Data excerpts:
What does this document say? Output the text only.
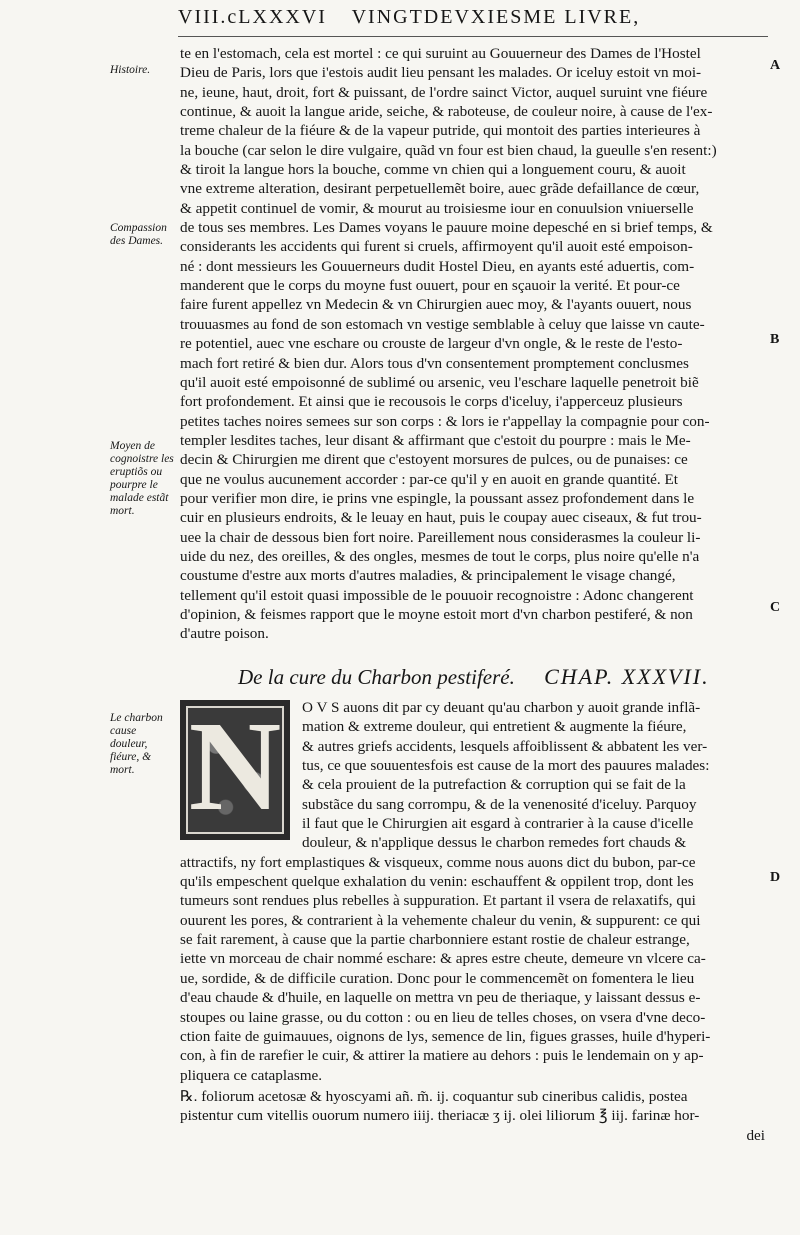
VIII.cLXXXVI VINGTDEVXIESME LIVRE,
Histoire.
Compassion des Dames.
Moyen de cognoistre les eruptiõs ou pourpre le malade estãt mort.
Le charbon cause douleur, fiéure, & mort.
A
B
C
D
te en l'estomach, cela est mortel : ce qui suruint au Gouuerneur des Dames de l'Hostel
Dieu de Paris, lors que i'estois audit lieu pensant les malades. Or iceluy estoit vn moi-
ne, ieune, haut, droit, fort & puissant, de l'ordre sainct Victor, auquel suruint vne fiéure
continue, & auoit la langue aride, seiche, & raboteuse, de couleur noire, à cause de l'ex-
treme chaleur de la fiéure & de la vapeur putride, qui montoit des parties interieures à
la bouche (car selon le dire vulgaire, quãd vn four est bien chaud, la gueulle s'en resent:)
& tiroit la langue hors la bouche, comme vn chien qui a longuement couru, & auoit
vne extreme alteration, desirant perpetuellemẽt boire, auec grãde defaillance de cœur,
& appetit continuel de vomir, & mourut au troisiesme iour en conuulsion vniuerselle
de tous ses membres. Les Dames voyans le pauure moine depesché en si brief temps, &
considerants les accidents qui furent si cruels, affirmoyent qu'il auoit esté empoison-
né : dont messieurs les Gouuerneurs dudit Hostel Dieu, en ayants esté aduertis, com-
manderent que le corps du moyne fust ouuert, pour en sçauoir la verité. Et pour-ce
faire furent appellez vn Medecin & vn Chirurgien auec moy, & l'ayants ouuert, nous
trouuasmes au fond de son estomach vn vestige semblable à celuy que laisse vn caute-
re potentiel, auec vne eschare ou crouste de largeur d'vn ongle, & le reste de l'esto-
mach fort retiré & bien dur. Alors tous d'vn consentement promptement conclusmes
qu'il auoit esté empoisonné de sublimé ou arsenic, veu l'eschare laquelle penetroit biẽ
fort profondement. Et ainsi que ie recousois le corps d'iceluy, i'apperceuz plusieurs
petites taches noires semees sur son corps : & lors ie r'appellay la compagnie pour con-
templer lesdites taches, leur disant & affirmant que c'estoit du pourpre : mais le Me-
decin & Chirurgien me dirent que c'estoyent morsures de pulces, ou de punaises: ce
que ne voulus aucunement accorder : par-ce qu'il y en auoit en grande quantité. Et
pour verifier mon dire, ie prins vne espingle, la poussant assez profondement dans le
cuir en plusieurs endroits, & le leuay en haut, puis le coupay auec ciseaux, & fut trou-
uee la chair de dessous bien fort noire. Pareillement nous considerasmes la couleur li-
uide du nez, des oreilles, & des ongles, mesmes de tout le corps, plus noire qu'elle n'a
coustume d'estre aux morts d'autres maladies, & principalement le visage changé,
tellement qu'il estoit quasi impossible de le pouuoir recognoistre : Adonc changerent
d'opinion, & feismes rapport que le moyne estoit mort d'vn charbon pestiferé, & non
d'autre poison.
De la cure du Charbon pestiferé. CHAP. XXXVII.
N	O V S auons dit par cy deuant qu'au charbon y auoit grande inflã-
mation & extreme douleur, qui entretient & augmente la fiéure,
& autres griefs accidents, lesquels affoiblissent & abbatent les ver-
tus, ce que souuentesfois est cause de la mort des pauures malades:
& cela prouient de la putrefaction & corruption qui se fait de la
substãce du sang corrompu, & de la venenosité d'iceluy. Parquoy
il faut que le Chirurgien ait esgard à contrarier à la cause d'icelle
douleur, & n'applique dessus le charbon remedes fort chauds &
attractifs, ny fort emplastiques & visqueux, comme nous auons dict du bubon, par-ce
qu'ils empeschent quelque exhalation du venin: eschauffent & oppilent trop, dont les
tumeurs sont rendues plus rebelles à suppuration. Et partant il vsera de relaxatifs, qui
ouurent les pores, & contrarient à la vehemente chaleur du venin, & suppurent: ce qui
se fait rarement, à cause que la partie charbonniere estant rostie de chaleur estrange,
iette vn morceau de chair nommé eschare: & apres estre cheute, demeure vn vlcere ca-
ue, sordide, & de difficile curation. Donc pour le commencemẽt on fomentera le lieu
d'eau chaude & d'huile, en laquelle on mettra vn peu de theriaque, y laissant dessus e-
stoupes ou laine grasse, ou du cotton : ou en lieu de telles choses, on vsera d'vne deco-
ction faite de guimauues, oignons de lys, semence de lin, figues grasses, huile d'hyperi-
con, à fin de rarefier le cuir, & attirer la matiere au dehors : puis le lendemain on y ap-
pliquera ce cataplasme.
℞. foliorum acetosæ & hyoscyami añ. m̃. ij. coquantur sub cineribus calidis, postea
pistentur cum vitellis ouorum numero iiij. theriacæ ʒ ij. olei liliorum ℥ iij. farinæ hor-
dei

To do ->
Using the material above, report each line where "corps" occurs.

Exercise response ->
manderent que le corps du moyne fust ouuert, pour en sçauoir la verité. Et pour-ce
fort profondement. Et ainsi que ie recousois le corps d'iceluy, i'apperceuz plusieurs
petites taches noires semees sur son corps : & lors ie r'appellay la compagnie pour con-
uide du nez, des oreilles, & des ongles, mesmes de tout le corps, plus noire qu'elle n'a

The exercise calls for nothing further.